Written exercise —
Output each entry below as it stands, leaving out every picture.

Entries supplied —
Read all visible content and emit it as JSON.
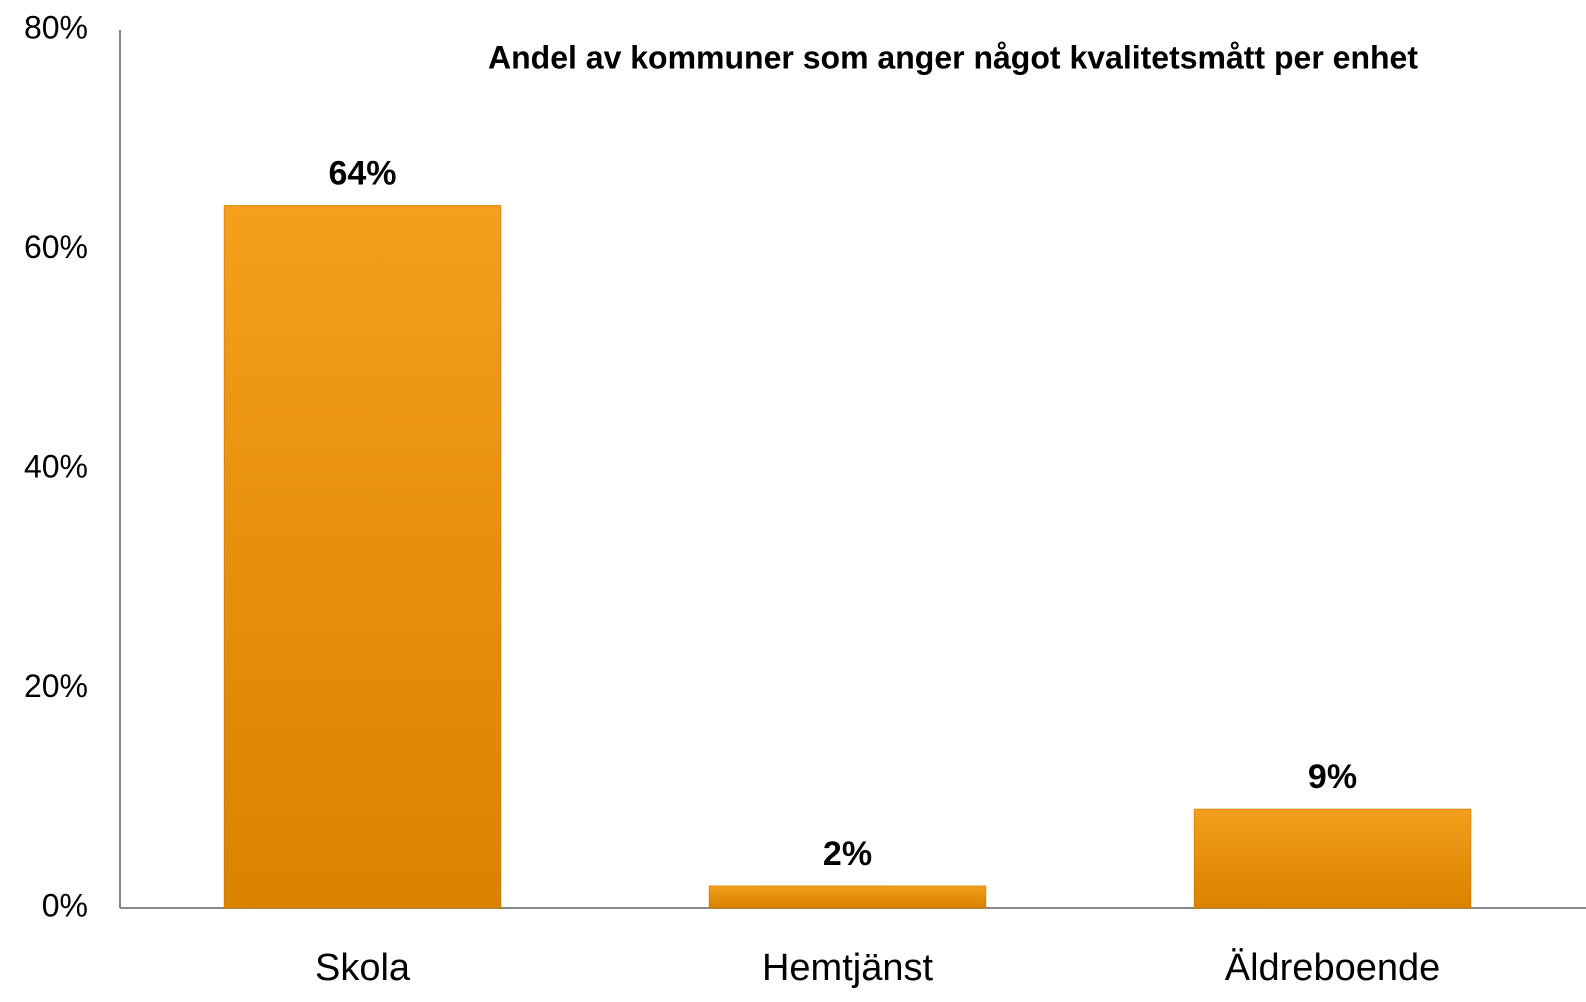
{
  "chart_data": {
    "type": "bar",
    "title": "Andel av kommuner som anger något kvalitetsmått per enhet",
    "categories": [
      "Skola",
      "Hemtjänst",
      "Äldreboende"
    ],
    "values": [
      64,
      2,
      9
    ],
    "value_labels": [
      "64%",
      "2%",
      "9%"
    ],
    "color": "#f39200",
    "ylim": [
      0,
      80
    ],
    "yticks": [
      {
        "value": 0,
        "label": "0%"
      },
      {
        "value": 20,
        "label": "20%"
      },
      {
        "value": 40,
        "label": "40%"
      },
      {
        "value": 60,
        "label": "60%"
      },
      {
        "value": 80,
        "label": "80%"
      }
    ],
    "grid": false
  }
}
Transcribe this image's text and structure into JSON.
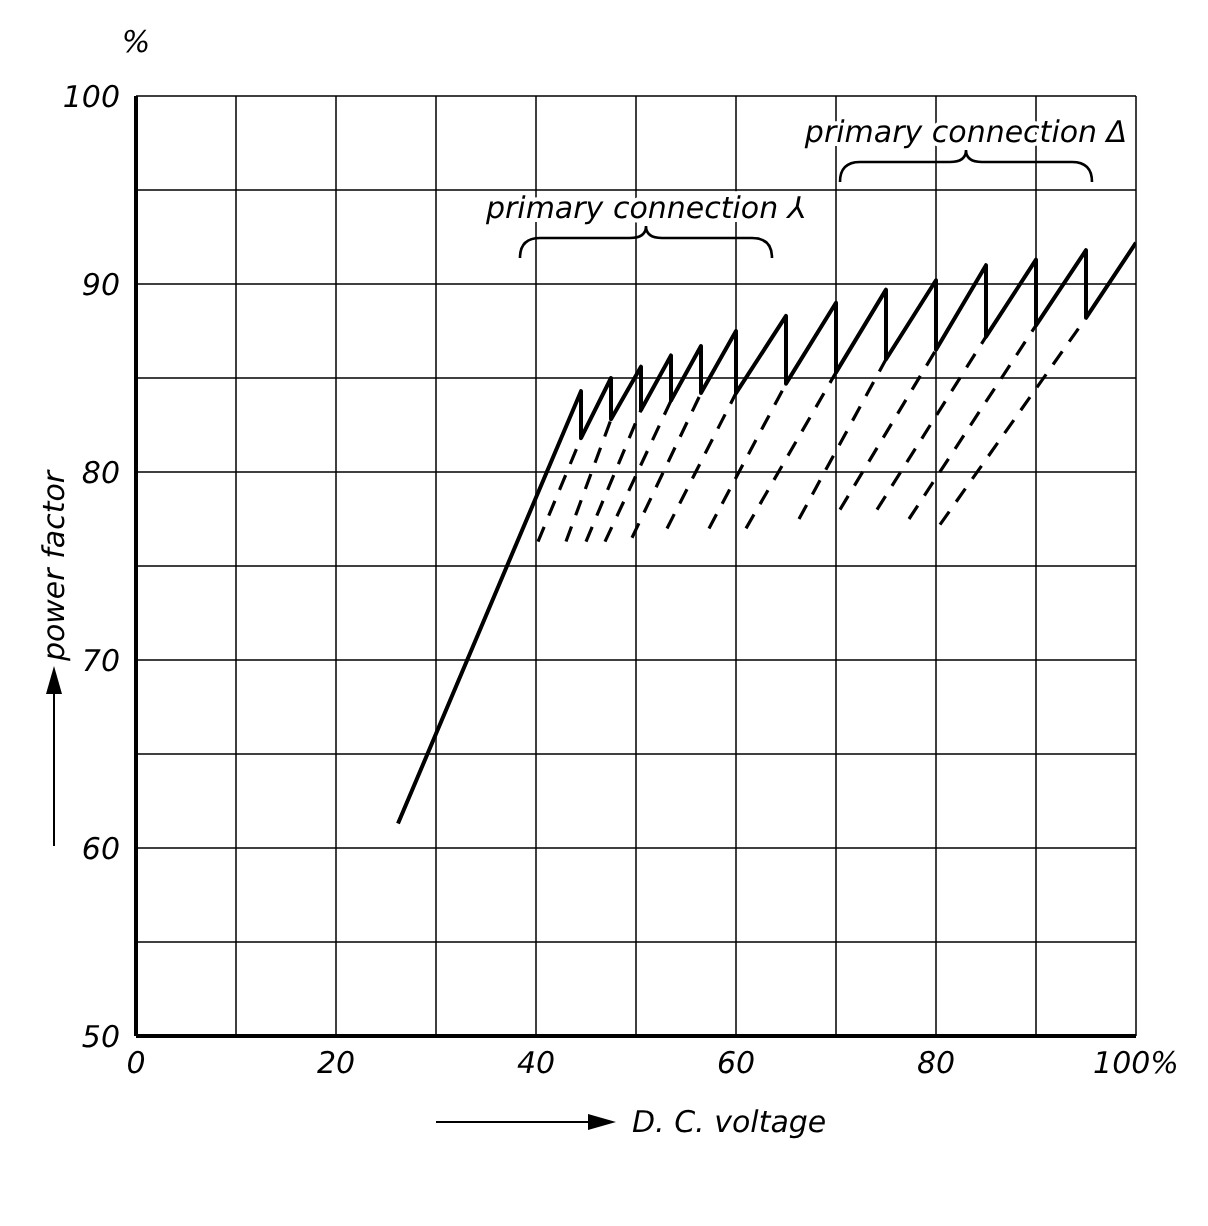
{
  "chart_data": {
    "type": "line",
    "xlabel": "D. C. voltage",
    "ylabel": "power factor",
    "xlim": [
      0,
      100
    ],
    "ylim": [
      50,
      100
    ],
    "xticks": [
      0,
      {
        "value": 10,
        "label": null
      },
      20,
      {
        "value": 30,
        "label": null
      },
      40,
      {
        "value": 50,
        "label": null
      },
      60,
      {
        "value": 70,
        "label": null
      },
      80,
      {
        "value": 90,
        "label": null
      },
      {
        "value": 100,
        "label": "100%"
      }
    ],
    "yticks": [
      50,
      {
        "value": 55,
        "label": null
      },
      60,
      {
        "value": 65,
        "label": null
      },
      70,
      {
        "value": 75,
        "label": null
      },
      80,
      {
        "value": 85,
        "label": null
      },
      90,
      {
        "value": 95,
        "label": null
      },
      100
    ],
    "grid": true,
    "marker": "none",
    "annotations": [
      "%",
      "primary connection ⅄",
      "primary connection Δ"
    ],
    "series": [
      {
        "color": "#000000",
        "line_style": "solid",
        "x": [
          26.2,
          44.5,
          44.5,
          47.5,
          47.5,
          50.5,
          50.5,
          53.5,
          53.5,
          56.5,
          56.5,
          60,
          60,
          65,
          65,
          70,
          70,
          75,
          75,
          80,
          80,
          85,
          85,
          90,
          90,
          95,
          95,
          100
        ],
        "values": [
          61.3,
          84.3,
          81.8,
          85,
          82.8,
          85.6,
          83.3,
          86.2,
          83.8,
          86.7,
          84.2,
          87.5,
          84.2,
          88.3,
          84.7,
          89,
          85.3,
          89.7,
          86,
          90.2,
          86.5,
          91,
          87.2,
          91.3,
          87.8,
          91.8,
          88.2,
          92.2
        ]
      },
      {
        "color": "#000000",
        "line_style": "dashed",
        "x": [
          40.2,
          44.5
        ],
        "values": [
          76.3,
          81.8
        ]
      },
      {
        "color": "#000000",
        "line_style": "dashed",
        "x": [
          43,
          47.5
        ],
        "values": [
          76.3,
          82.8
        ]
      },
      {
        "color": "#000000",
        "line_style": "dashed",
        "x": [
          45,
          50.5
        ],
        "values": [
          76.3,
          83.3
        ]
      },
      {
        "color": "#000000",
        "line_style": "dashed",
        "x": [
          46.9,
          53.5
        ],
        "values": [
          76.3,
          83.8
        ]
      },
      {
        "color": "#000000",
        "line_style": "dashed",
        "x": [
          49.6,
          56.5
        ],
        "values": [
          76.5,
          84.2
        ]
      },
      {
        "color": "#000000",
        "line_style": "dashed",
        "x": [
          53.1,
          60
        ],
        "values": [
          77,
          84.2
        ]
      },
      {
        "color": "#000000",
        "line_style": "dashed",
        "x": [
          57.3,
          65
        ],
        "values": [
          77,
          84.7
        ]
      },
      {
        "color": "#000000",
        "line_style": "dashed",
        "x": [
          61,
          70
        ],
        "values": [
          77,
          85.3
        ]
      },
      {
        "color": "#000000",
        "line_style": "dashed",
        "x": [
          66.3,
          75
        ],
        "values": [
          77.5,
          86
        ]
      },
      {
        "color": "#000000",
        "line_style": "dashed",
        "x": [
          70.4,
          80
        ],
        "values": [
          78,
          86.5
        ]
      },
      {
        "color": "#000000",
        "line_style": "dashed",
        "x": [
          74.1,
          85
        ],
        "values": [
          78,
          87.2
        ]
      },
      {
        "color": "#000000",
        "line_style": "dashed",
        "x": [
          77.3,
          90
        ],
        "values": [
          77.5,
          87.8
        ]
      },
      {
        "color": "#000000",
        "line_style": "dashed",
        "x": [
          80.4,
          95
        ],
        "values": [
          77.2,
          88.2
        ]
      }
    ]
  }
}
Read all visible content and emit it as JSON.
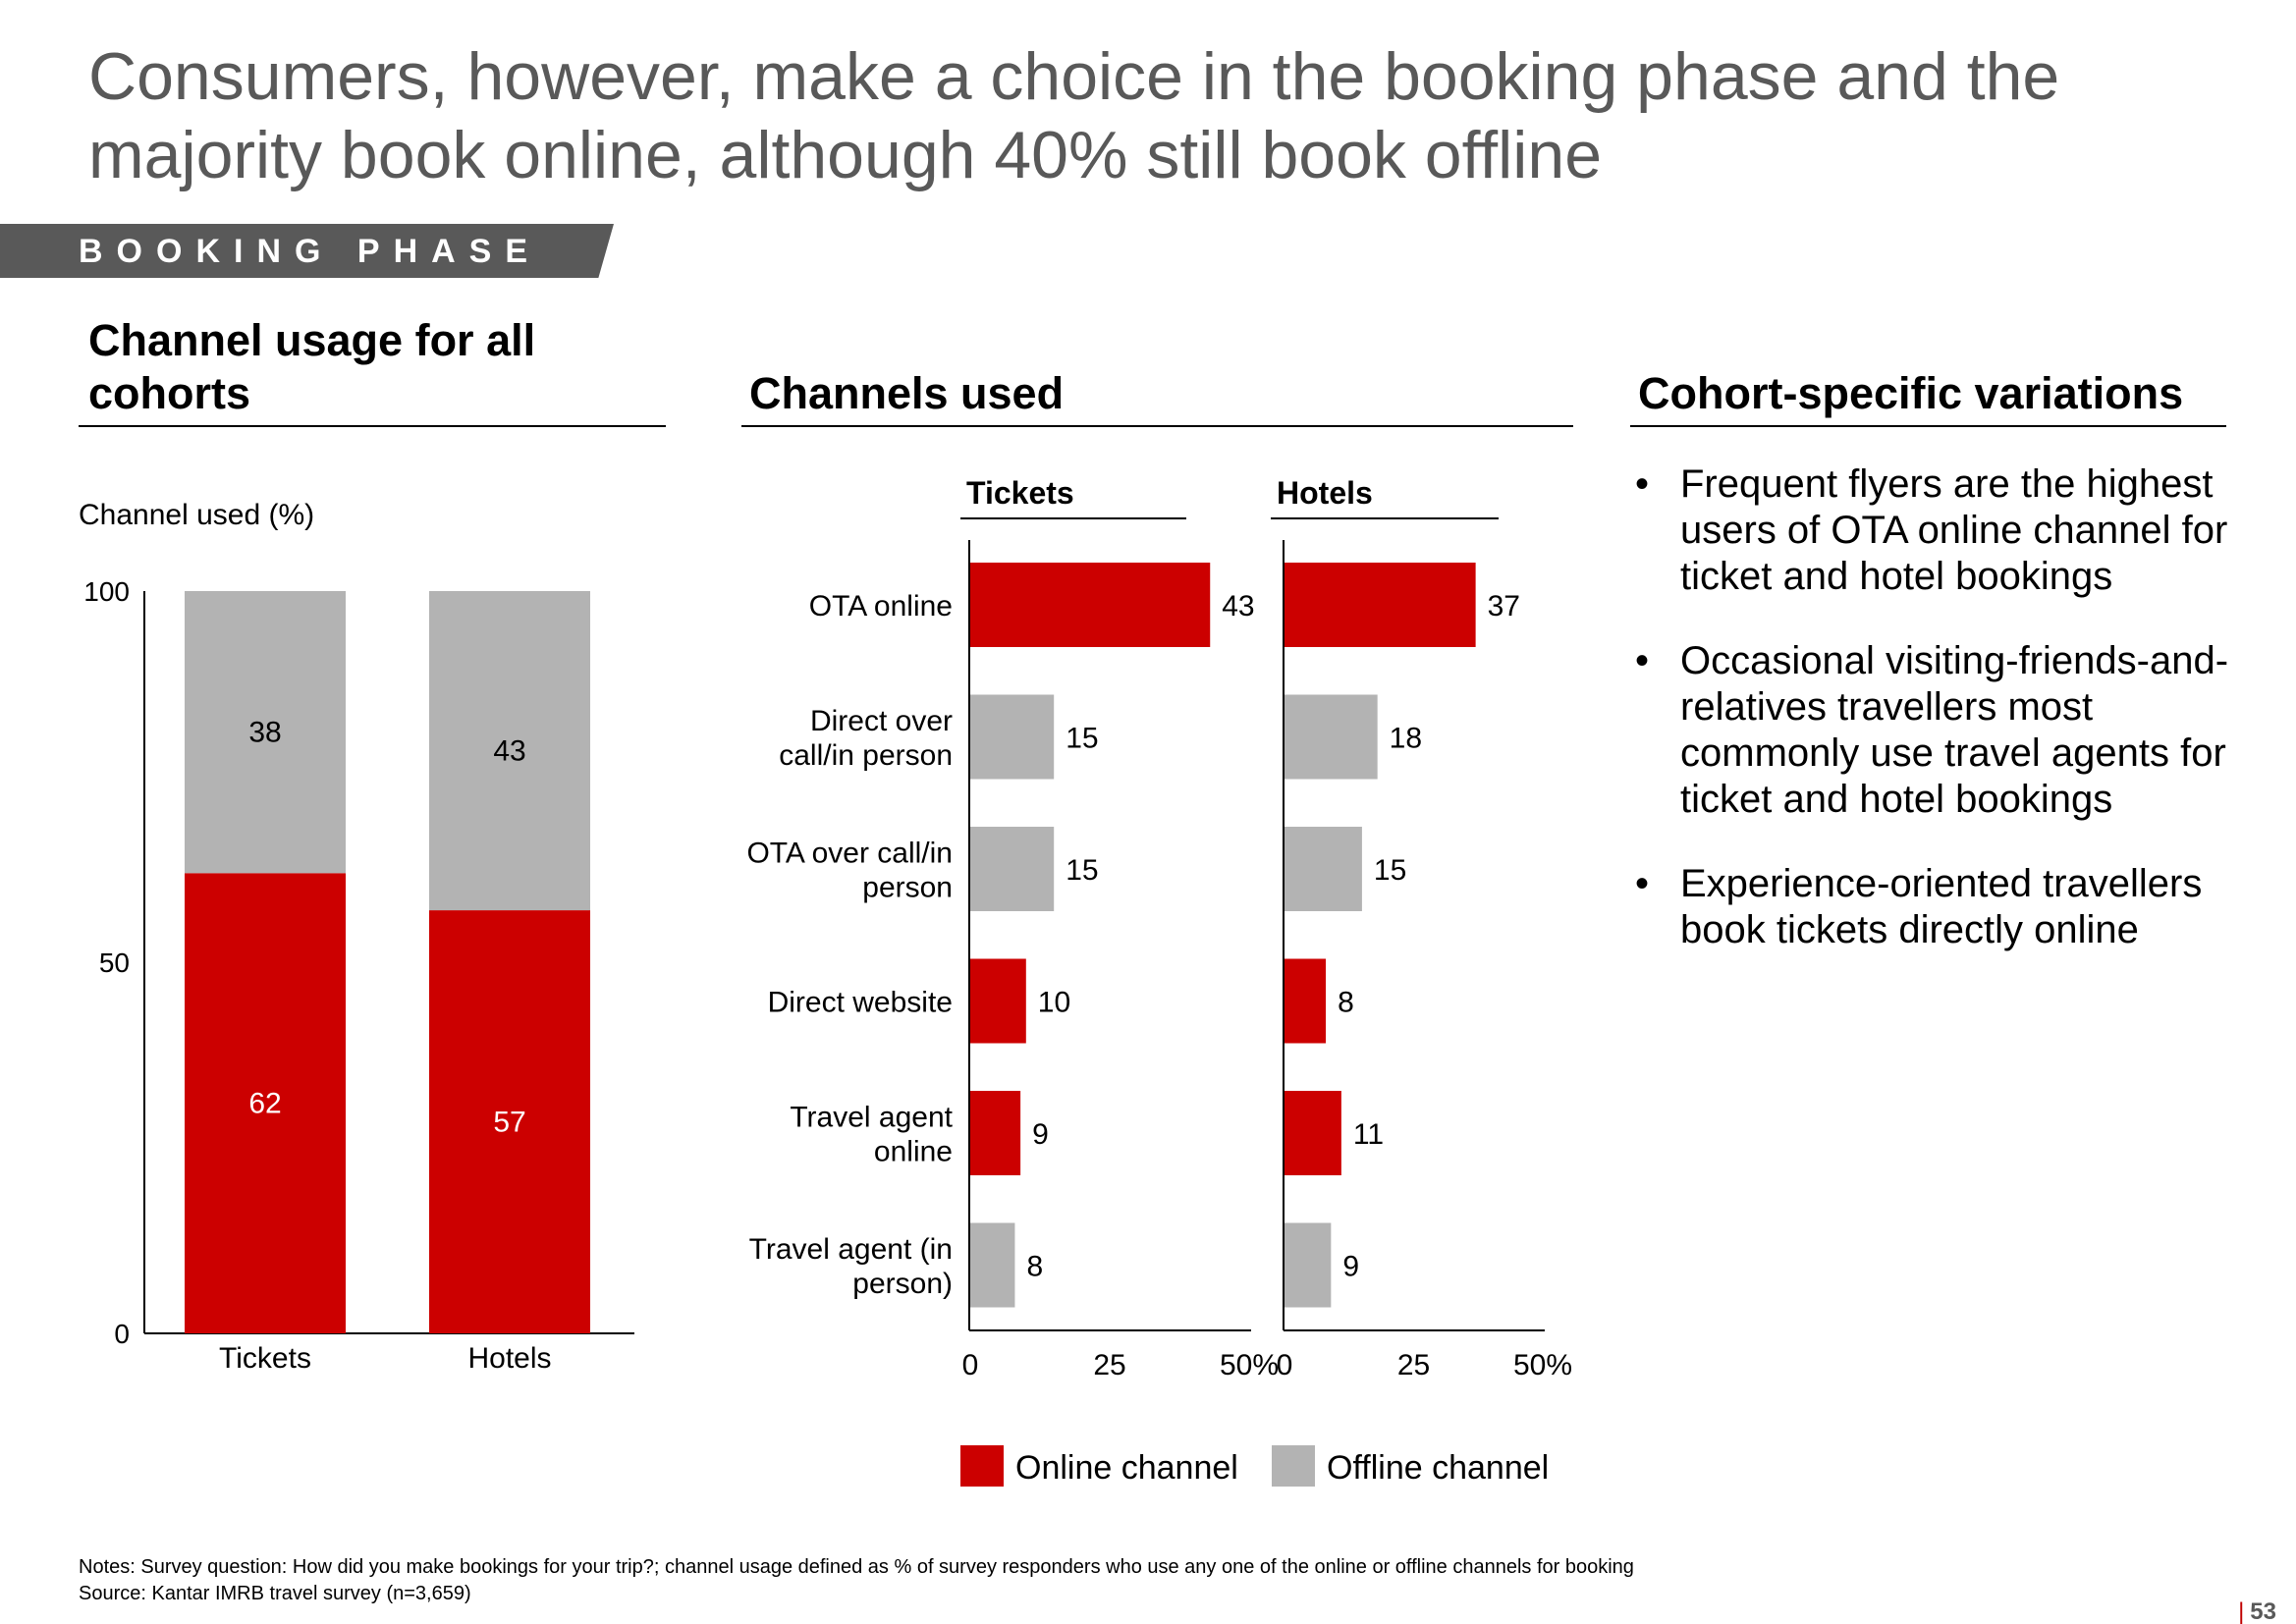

The response —
Read all visible content and emit it as JSON.
{
  "chart_data": {
    "type": "bar",
    "title": "Andel av kommuner som anger något kvalitetsmått per enhet",
    "categories": [
      "Skola",
      "Hemtjänst",
      "Äldreboende"
    ],
    "values": [
      64,
      2,
      9
    ],
    "value_labels": [
      "64%",
      "2%",
      "9%"
    ],
    "color": "#f39200",
    "ylim": [
      0,
      80
    ],
    "yticks": [
      {
        "value": 0,
        "label": "0%"
      },
      {
        "value": 20,
        "label": "20%"
      },
      {
        "value": 40,
        "label": "40%"
      },
      {
        "value": 60,
        "label": "60%"
      },
      {
        "value": 80,
        "label": "80%"
      }
    ],
    "grid": false
  }
}
Transcribe this image's text and structure into JSON.
{
  "chart_data": {
    "type": "line",
    "xlabel": "D. C. voltage",
    "ylabel": "power factor",
    "xlim": [
      0,
      100
    ],
    "ylim": [
      50,
      100
    ],
    "xticks": [
      0,
      {
        "value": 10,
        "label": null
      },
      20,
      {
        "value": 30,
        "label": null
      },
      40,
      {
        "value": 50,
        "label": null
      },
      60,
      {
        "value": 70,
        "label": null
      },
      80,
      {
        "value": 90,
        "label": null
      },
      {
        "value": 100,
        "label": "100%"
      }
    ],
    "yticks": [
      50,
      {
        "value": 55,
        "label": null
      },
      60,
      {
        "value": 65,
        "label": null
      },
      70,
      {
        "value": 75,
        "label": null
      },
      80,
      {
        "value": 85,
        "label": null
      },
      90,
      {
        "value": 95,
        "label": null
      },
      100
    ],
    "grid": true,
    "marker": "none",
    "annotations": [
      "%",
      "primary connection ⅄",
      "primary connection Δ"
    ],
    "series": [
      {
        "color": "#000000",
        "line_style": "solid",
        "x": [
          26.2,
          44.5,
          44.5,
          47.5,
          47.5,
          50.5,
          50.5,
          53.5,
          53.5,
          56.5,
          56.5,
          60,
          60,
          65,
          65,
          70,
          70,
          75,
          75,
          80,
          80,
          85,
          85,
          90,
          90,
          95,
          95,
          100
        ],
        "values": [
          61.3,
          84.3,
          81.8,
          85,
          82.8,
          85.6,
          83.3,
          86.2,
          83.8,
          86.7,
          84.2,
          87.5,
          84.2,
          88.3,
          84.7,
          89,
          85.3,
          89.7,
          86,
          90.2,
          86.5,
          91,
          87.2,
          91.3,
          87.8,
          91.8,
          88.2,
          92.2
        ]
      },
      {
        "color": "#000000",
        "line_style": "dashed",
        "x": [
          40.2,
          44.5
        ],
        "values": [
          76.3,
          81.8
        ]
      },
      {
        "color": "#000000",
        "line_style": "dashed",
        "x": [
          43,
          47.5
        ],
        "values": [
          76.3,
          82.8
        ]
      },
      {
        "color": "#000000",
        "line_style": "dashed",
        "x": [
          45,
          50.5
        ],
        "values": [
          76.3,
          83.3
        ]
      },
      {
        "color": "#000000",
        "line_style": "dashed",
        "x": [
          46.9,
          53.5
        ],
        "values": [
          76.3,
          83.8
        ]
      },
      {
        "color": "#000000",
        "line_style": "dashed",
        "x": [
          49.6,
          56.5
        ],
        "values": [
          76.5,
          84.2
        ]
      },
      {
        "color": "#000000",
        "line_style": "dashed",
        "x": [
          53.1,
          60
        ],
        "values": [
          77,
          84.2
        ]
      },
      {
        "color": "#000000",
        "line_style": "dashed",
        "x": [
          57.3,
          65
        ],
        "values": [
          77,
          84.7
        ]
      },
      {
        "color": "#000000",
        "line_style": "dashed",
        "x": [
          61,
          70
        ],
        "values": [
          77,
          85.3
        ]
      },
      {
        "color": "#000000",
        "line_style": "dashed",
        "x": [
          66.3,
          75
        ],
        "values": [
          77.5,
          86
        ]
      },
      {
        "color": "#000000",
        "line_style": "dashed",
        "x": [
          70.4,
          80
        ],
        "values": [
          78,
          86.5
        ]
      },
      {
        "color": "#000000",
        "line_style": "dashed",
        "x": [
          74.1,
          85
        ],
        "values": [
          78,
          87.2
        ]
      },
      {
        "color": "#000000",
        "line_style": "dashed",
        "x": [
          77.3,
          90
        ],
        "values": [
          77.5,
          87.8
        ]
      },
      {
        "color": "#000000",
        "line_style": "dashed",
        "x": [
          80.4,
          95
        ],
        "values": [
          77.2,
          88.2
        ]
      }
    ]
  }
}
Read all visible content and emit it as JSON.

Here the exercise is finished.